▸ **Stated problem**: Repeat everything from "The Mall Street" down to "so charmingly riff." in the letter below about the "Weekend Journal" section, word for word.

:: Text to read ::

The Mall Street Journal
Dear Walter,
Your comments bring to mind the "Weekend Journal" section of the Friday
Wall Street Journal , otherwise known as Consumer
Reports
for Richie Rich. The section--which debuted just after the boom really started
to boom--is a weekly tutorial on how to blow surplus cash. This summer's
editions have included primers on how to purchase the splashiest inground
pools, the smokiest mega-grills, and the preppiest Adirondack chairs. The
stories exemplify the macho, leave-the-Joneses-in-the-dust attitude on which
you so charmingly riff.
But needless to say, only the prosperous are bored with prosperity. What
dissatisfied me about today's otherwise excellent Journal piece was the
way it toggled between haves, have-somes, and have-nots, without acknowledging
that riskiness is attractive to each group for very different reasons. Risks
such as adventure travel may be entertaining for the rich; but for the rest of
us, risks (such as day trading) are mostly a way to try and become rich. Just
because both activities involve some sort of danger doesn't make them a unified
trend. That's something I find consistently annoying about newspaper and
newsweekly writing--the way perfectly interesting yet discrete phenomena have
to be conflated into Something Larger or a movement that is Sweeping the
Nation.

:::
:: Record list ::

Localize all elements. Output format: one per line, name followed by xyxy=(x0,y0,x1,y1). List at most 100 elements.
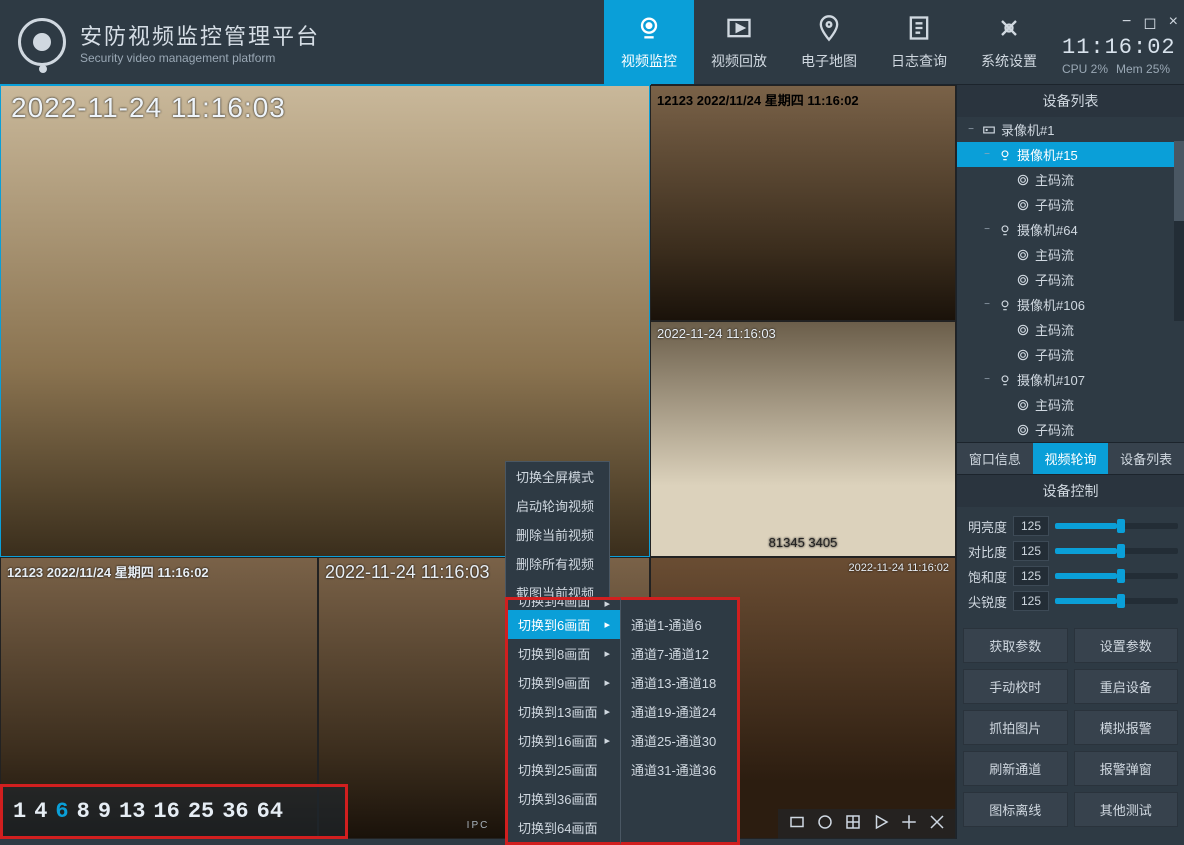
ctx-item[interactable]: 删除当前视频 xyxy=(506,520,609,549)
device-control-title: 设备控制 xyxy=(957,475,1184,507)
video-grid: 2022-11-24 11:16:03 12123 2022/11/24 星期四… xyxy=(0,85,956,839)
slider-track[interactable] xyxy=(1055,598,1178,604)
video-pane-3[interactable]: 2022-11-24 11:16:03 81345 3405 xyxy=(650,321,956,557)
device-button[interactable]: 其他测试 xyxy=(1074,792,1179,827)
tree-twisty-icon[interactable]: − xyxy=(965,124,977,135)
tree-row[interactable]: 主码流 xyxy=(957,242,1184,267)
ctx-item-layout[interactable]: 切换到16画面 xyxy=(508,726,620,755)
tree-row[interactable]: 子码流 xyxy=(957,417,1184,442)
slider-thumb[interactable] xyxy=(1117,519,1125,533)
ctx-item-channel[interactable]: 通道7-通道12 xyxy=(621,639,737,668)
ctx-item-channel[interactable]: 通道31-通道36 xyxy=(621,755,737,784)
slider-thumb[interactable] xyxy=(1117,569,1125,583)
device-button[interactable]: 刷新通道 xyxy=(963,751,1068,786)
ctx-item-layout[interactable]: 切换到64画面 xyxy=(508,813,620,842)
tree-scrollbar[interactable] xyxy=(1174,141,1184,321)
device-button[interactable]: 抓拍图片 xyxy=(963,710,1068,745)
cam-icon xyxy=(997,148,1013,162)
device-button[interactable]: 报警弹窗 xyxy=(1074,751,1179,786)
layout-option-9[interactable]: 9 xyxy=(98,799,111,824)
layout-option-8[interactable]: 8 xyxy=(77,799,90,824)
osd-timestamp: 2022-11-24 11:16:02 xyxy=(848,562,949,574)
tree-twisty-icon[interactable]: − xyxy=(981,374,993,385)
ctx-item[interactable]: 启动轮询视频 xyxy=(506,491,609,520)
webcam-icon xyxy=(635,14,663,45)
ctx-item[interactable]: 删除所有视频 xyxy=(506,549,609,578)
close-icon[interactable]: × xyxy=(1169,13,1178,33)
device-button[interactable]: 图标离线 xyxy=(963,792,1068,827)
ctx-item-layout[interactable]: 切换到25画面 xyxy=(508,755,620,784)
tool-icon[interactable] xyxy=(928,813,946,836)
ctx-item-layout[interactable]: 切换到8画面 xyxy=(508,639,620,668)
tool-icon[interactable] xyxy=(900,813,918,836)
ctx-item[interactable]: 切换全屏模式 xyxy=(506,462,609,491)
layout-option-1[interactable]: 1 xyxy=(13,799,26,824)
device-button[interactable]: 模拟报警 xyxy=(1074,710,1179,745)
app-logo-icon xyxy=(18,18,66,66)
tree-row[interactable]: 子码流 xyxy=(957,342,1184,367)
ctx-item-layout[interactable]: 切换到36画面 xyxy=(508,784,620,813)
tool-icon[interactable] xyxy=(844,813,862,836)
tool-icon[interactable] xyxy=(872,813,890,836)
sidebar-tabs: 窗口信息视频轮询设备列表 xyxy=(957,442,1184,475)
main-nav: 视频监控视频回放电子地图日志查询系统设置 xyxy=(604,0,1054,84)
slider-track[interactable] xyxy=(1055,523,1178,529)
ctx-item-layout[interactable]: 切换到6画面 xyxy=(508,610,620,639)
tree-row[interactable]: −录像机#1 xyxy=(957,117,1184,142)
maximize-icon[interactable]: ◻ xyxy=(1143,13,1156,33)
nav-log[interactable]: 日志查询 xyxy=(874,0,964,84)
tree-row[interactable]: −摄像机#107 xyxy=(957,367,1184,392)
tree-twisty-icon[interactable]: − xyxy=(981,224,993,235)
context-menu-layout[interactable]: 切换到4画面切换到6画面切换到8画面切换到9画面切换到13画面切换到16画面切换… xyxy=(505,597,620,845)
ctx-item-channel[interactable]: 通道13-通道18 xyxy=(621,668,737,697)
tree-row[interactable]: 主码流 xyxy=(957,317,1184,342)
minimize-icon[interactable]: − xyxy=(1122,13,1131,33)
slider-thumb[interactable] xyxy=(1117,594,1125,608)
context-menu-channels[interactable]: 通道1-通道6通道7-通道12通道13-通道18通道19-通道24通道25-通道… xyxy=(620,597,740,845)
device-button[interactable]: 手动校时 xyxy=(963,669,1068,704)
tool-icon[interactable] xyxy=(816,813,834,836)
tree-row[interactable]: 子码流 xyxy=(957,192,1184,217)
nav-playback[interactable]: 视频回放 xyxy=(694,0,784,84)
sidebar-tab[interactable]: 视频轮询 xyxy=(1033,443,1109,474)
tree-row[interactable]: 主码流 xyxy=(957,167,1184,192)
ctx-item-layout[interactable]: 切换到9画面 xyxy=(508,668,620,697)
layout-option-36[interactable]: 36 xyxy=(222,799,248,824)
slider-value: 125 xyxy=(1013,541,1049,561)
ctx-item-clipped[interactable]: 切换到4画面 xyxy=(508,600,620,610)
ctx-item-channel[interactable]: 通道25-通道30 xyxy=(621,726,737,755)
tree-row[interactable]: −摄像机#15 xyxy=(957,142,1184,167)
tool-icon[interactable] xyxy=(788,813,806,836)
app-title: 安防视频监控管理平台 xyxy=(80,19,320,51)
nav-map-pin[interactable]: 电子地图 xyxy=(784,0,874,84)
tree-row[interactable]: −摄像机#106 xyxy=(957,292,1184,317)
nav-webcam[interactable]: 视频监控 xyxy=(604,0,694,84)
video-pane-2[interactable]: 12123 2022/11/24 星期四 11:16:02 xyxy=(650,85,956,321)
ctx-item-layout[interactable]: 切换到13画面 xyxy=(508,697,620,726)
layout-selector[interactable]: 14689 13 16 25 36 64 xyxy=(0,784,348,839)
layout-option-25[interactable]: 25 xyxy=(188,799,214,824)
ctx-item-channel[interactable]: 通道19-通道24 xyxy=(621,697,737,726)
tree-twisty-icon[interactable]: − xyxy=(981,149,993,160)
stream-icon xyxy=(1015,348,1031,362)
layout-option-4[interactable]: 4 xyxy=(34,799,47,824)
slider-label: 饱和度 xyxy=(963,567,1007,586)
device-button[interactable]: 获取参数 xyxy=(963,628,1068,663)
tree-row[interactable]: 子码流 xyxy=(957,267,1184,292)
slider-track[interactable] xyxy=(1055,548,1178,554)
nav-tools[interactable]: 系统设置 xyxy=(964,0,1054,84)
tree-row[interactable]: −摄像机#64 xyxy=(957,217,1184,242)
layout-option-16[interactable]: 16 xyxy=(153,799,179,824)
sidebar-tab[interactable]: 设备列表 xyxy=(1108,443,1184,474)
slider-track[interactable] xyxy=(1055,573,1178,579)
device-button[interactable]: 重启设备 xyxy=(1074,669,1179,704)
layout-option-6[interactable]: 6 xyxy=(55,799,68,824)
tree-twisty-icon[interactable]: − xyxy=(981,299,993,310)
layout-option-13[interactable]: 13 xyxy=(119,799,145,824)
ctx-item-channel[interactable]: 通道1-通道6 xyxy=(621,610,737,639)
device-button[interactable]: 设置参数 xyxy=(1074,628,1179,663)
tree-row[interactable]: 主码流 xyxy=(957,392,1184,417)
sidebar-tab[interactable]: 窗口信息 xyxy=(957,443,1033,474)
slider-thumb[interactable] xyxy=(1117,544,1125,558)
layout-option-64[interactable]: 64 xyxy=(257,799,283,824)
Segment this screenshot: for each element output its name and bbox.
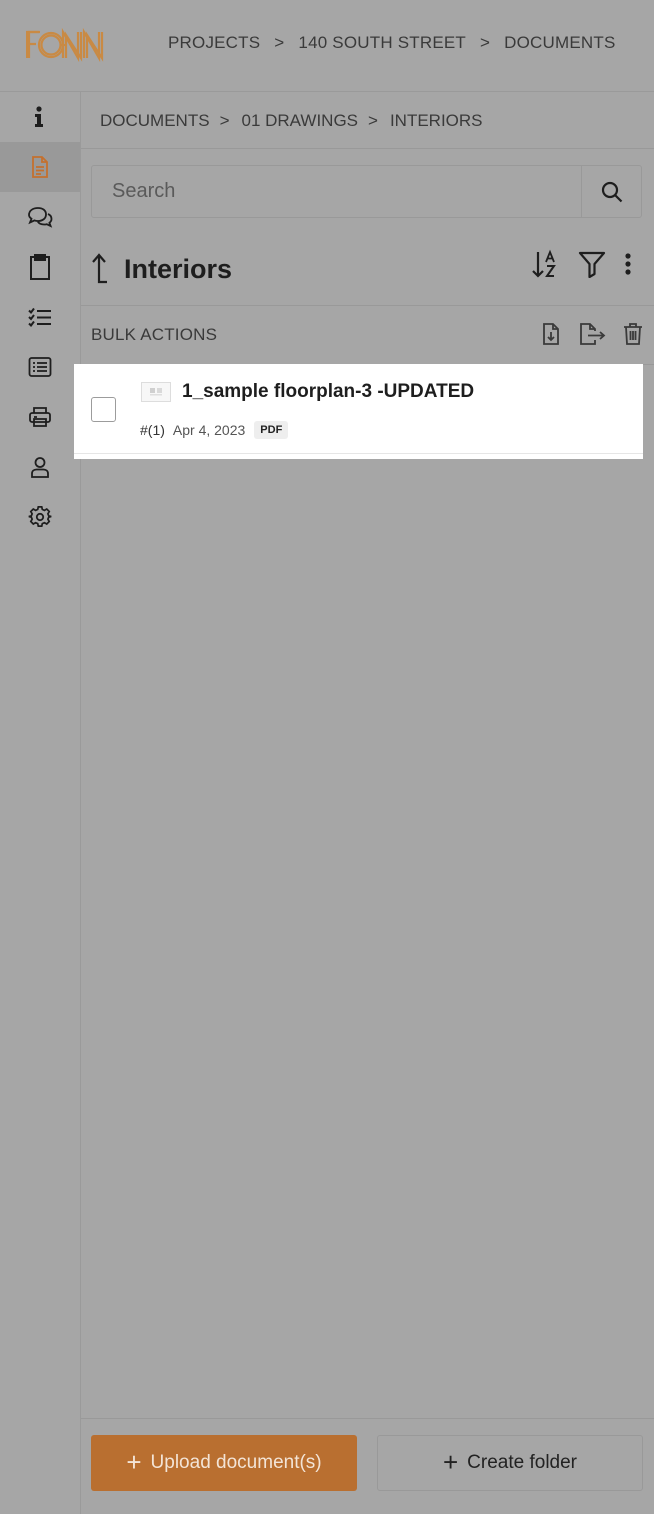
divider: [81, 148, 654, 149]
breadcrumb-documents[interactable]: DOCUMENTS: [504, 33, 615, 53]
bulk-export-button[interactable]: [577, 320, 607, 348]
folder-title: Interiors: [124, 253, 233, 284]
chat-icon: [28, 207, 53, 228]
document-revision: #(1): [140, 422, 165, 438]
upload-documents-label: Upload document(s): [150, 1452, 322, 1473]
more-vertical-icon: [625, 253, 631, 275]
breadcrumb-separator: >: [480, 33, 491, 52]
info-icon: [35, 106, 43, 127]
search-icon: [601, 181, 622, 202]
document-row[interactable]: 1_sample floorplan-3 -UPDATED #(1) Apr 4…: [74, 364, 643, 459]
file-type-badge: PDF: [254, 421, 289, 439]
document-thumbnail: [141, 382, 171, 402]
folder-breadcrumb: DOCUMENTS > 01 DRAWINGS > INTERIORS: [100, 110, 483, 132]
printer-icon: [29, 407, 51, 427]
breadcrumb-interiors[interactable]: INTERIORS: [390, 111, 483, 131]
breadcrumb-documents-root[interactable]: DOCUMENTS: [100, 111, 210, 131]
sidebar-item-users[interactable]: [0, 442, 80, 492]
plus-icon: +: [442, 1446, 459, 1477]
sort-az-icon: [532, 249, 556, 278]
bulk-delete-button[interactable]: [620, 320, 646, 348]
create-folder-label: Create folder: [467, 1452, 578, 1473]
document-meta: #(1) Apr 4, 2023 PDF: [140, 421, 289, 439]
project-breadcrumb: PROJECTS > 140 SOUTH STREET > DOCUMENTS: [168, 33, 616, 53]
top-bar: PROJECTS > 140 SOUTH STREET > DOCUMENTS: [0, 0, 654, 92]
sidebar-item-settings[interactable]: [0, 492, 80, 542]
plus-icon: +: [126, 1446, 142, 1477]
divider: [81, 305, 654, 306]
filter-button[interactable]: [576, 248, 608, 280]
folder-header: Interiors: [88, 248, 232, 290]
file-download-icon: [543, 323, 559, 345]
upload-documents-button[interactable]: + Upload document(s): [91, 1435, 357, 1491]
breadcrumb-separator: >: [274, 33, 285, 52]
checklist-icon: [28, 307, 51, 327]
document-name[interactable]: 1_sample floorplan-3 -UPDATED: [182, 381, 474, 403]
sidebar-item-messages[interactable]: [0, 192, 80, 242]
more-options-button[interactable]: [618, 248, 638, 280]
list-icon: [28, 357, 52, 377]
search-bar: [91, 165, 642, 218]
search-input[interactable]: [92, 166, 581, 217]
user-icon: [31, 457, 49, 478]
bulk-actions-label: BULK ACTIONS: [91, 325, 218, 344]
document-date: Apr 4, 2023: [172, 422, 246, 438]
sidebar-item-tasks[interactable]: [0, 242, 80, 292]
filter-icon: [578, 251, 606, 278]
sidebar-item-checklists[interactable]: [0, 292, 80, 342]
footer-divider: [81, 1418, 654, 1419]
fonn-logo[interactable]: [26, 26, 108, 62]
sidebar-item-documents[interactable]: [0, 142, 80, 192]
sidebar-item-reports[interactable]: [0, 342, 80, 392]
breadcrumb-separator: >: [368, 111, 378, 130]
document-icon: [32, 156, 48, 178]
row-divider: [74, 453, 643, 454]
search-button[interactable]: [581, 166, 641, 217]
breadcrumb-project[interactable]: 140 SOUTH STREET: [298, 33, 466, 53]
trash-icon: [624, 323, 642, 345]
clipboard-icon: [30, 254, 50, 280]
breadcrumb-projects[interactable]: PROJECTS: [168, 33, 260, 53]
gear-icon: [28, 506, 52, 527]
create-folder-button[interactable]: + Create folder: [377, 1435, 643, 1491]
sort-button[interactable]: [530, 248, 560, 280]
breadcrumb-separator: >: [219, 111, 230, 130]
folder-up-icon[interactable]: [88, 252, 110, 286]
breadcrumb-drawings[interactable]: 01 DRAWINGS: [242, 111, 359, 131]
file-export-icon: [580, 323, 606, 345]
sidebar-item-info[interactable]: [0, 92, 80, 142]
sidebar: [0, 92, 81, 1514]
sidebar-item-print[interactable]: [0, 392, 80, 442]
document-select-checkbox[interactable]: [91, 397, 116, 422]
bulk-download-button[interactable]: [538, 320, 564, 348]
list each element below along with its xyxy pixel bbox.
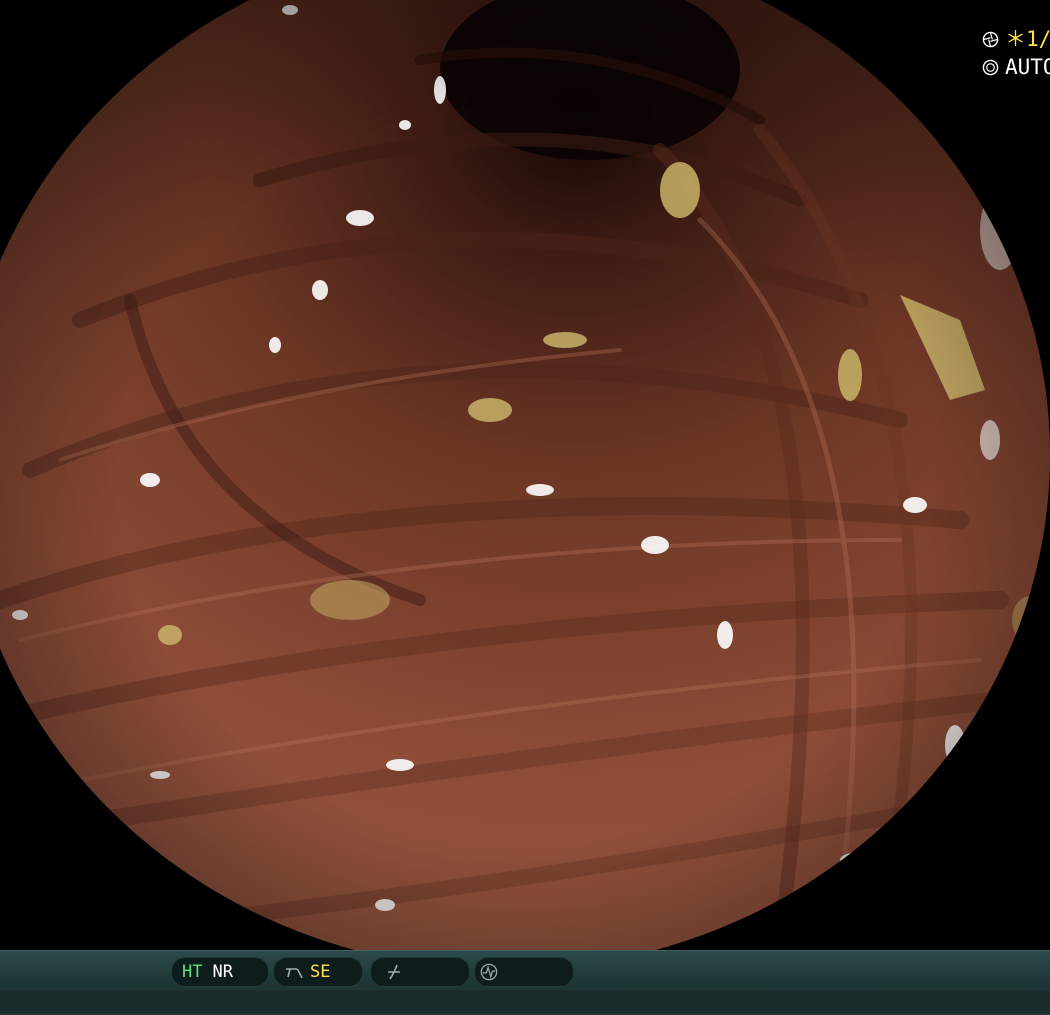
shutter-indicator: ＊1/ [982,26,1050,52]
nr-label: NR [212,962,233,982]
status-bar-lower-strip [0,990,1050,1014]
waveform-pill [474,957,574,987]
iris-mode-indicator: AUTO [982,54,1050,80]
color-enhance-icon [388,964,400,980]
endoscopy-view [0,0,1050,950]
shutter-value: ＊1/ [1005,27,1050,51]
waveform-icon [480,963,498,981]
structure-enhance-icon [286,968,303,979]
endoscopic-image [0,0,1050,950]
se-label: SE [310,962,331,982]
iris-mode-icon [982,59,999,76]
ht-nr-pill: HT NR [171,957,269,987]
iris-mode-value: AUTO [1005,55,1050,79]
structure-enhance-pill: SE [273,957,363,987]
color-enhance-pill [370,957,470,987]
shutter-icon [982,31,999,48]
ht-label: HT [182,962,203,982]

:::

▸ **The output**:
The Mall Street Journal
Dear Walter,
Your comments bring to mind the "Weekend Journal" section of the Friday
Wall Street Journal , otherwise known as Consumer
Reports
for Richie Rich. The section--which debuted just after the boom really started
to boom--is a weekly tutorial on how to blow surplus cash. This summer's
editions have included primers on how to purchase the splashiest inground
pools, the smokiest mega-grills, and the preppiest Adirondack chairs. The
stories exemplify the macho, leave-the-Joneses-in-the-dust attitude on which
you so charmingly riff.